Go through the records and extract every line with the word "Mean".

- - -

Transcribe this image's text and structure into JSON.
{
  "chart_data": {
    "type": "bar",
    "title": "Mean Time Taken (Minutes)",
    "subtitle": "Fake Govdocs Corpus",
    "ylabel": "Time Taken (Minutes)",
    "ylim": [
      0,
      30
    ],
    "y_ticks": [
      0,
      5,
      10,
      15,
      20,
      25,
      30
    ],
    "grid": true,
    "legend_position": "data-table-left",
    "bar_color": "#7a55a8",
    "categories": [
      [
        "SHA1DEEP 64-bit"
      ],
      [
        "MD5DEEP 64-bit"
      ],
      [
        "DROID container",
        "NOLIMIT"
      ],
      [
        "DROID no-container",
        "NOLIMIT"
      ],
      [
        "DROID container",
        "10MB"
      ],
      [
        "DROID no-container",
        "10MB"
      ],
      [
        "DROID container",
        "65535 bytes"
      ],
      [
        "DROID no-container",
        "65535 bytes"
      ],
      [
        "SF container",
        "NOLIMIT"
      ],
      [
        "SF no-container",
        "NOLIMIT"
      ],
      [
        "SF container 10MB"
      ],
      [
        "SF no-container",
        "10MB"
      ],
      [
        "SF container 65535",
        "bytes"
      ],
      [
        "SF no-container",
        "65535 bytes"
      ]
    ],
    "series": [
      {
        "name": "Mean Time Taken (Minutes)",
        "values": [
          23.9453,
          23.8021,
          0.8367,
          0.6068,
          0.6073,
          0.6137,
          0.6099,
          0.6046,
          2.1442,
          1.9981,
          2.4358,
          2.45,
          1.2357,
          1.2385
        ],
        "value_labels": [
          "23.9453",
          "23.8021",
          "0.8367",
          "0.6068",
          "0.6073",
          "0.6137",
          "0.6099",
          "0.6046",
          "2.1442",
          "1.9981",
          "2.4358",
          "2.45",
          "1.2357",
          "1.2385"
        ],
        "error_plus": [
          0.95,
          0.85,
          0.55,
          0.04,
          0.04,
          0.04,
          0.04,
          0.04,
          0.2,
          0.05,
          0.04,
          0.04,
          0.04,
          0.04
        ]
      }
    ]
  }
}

- - -

» **The response**
    "title": "Mean Time Taken (Minutes)",
        "name": "Mean Time Taken (Minutes)",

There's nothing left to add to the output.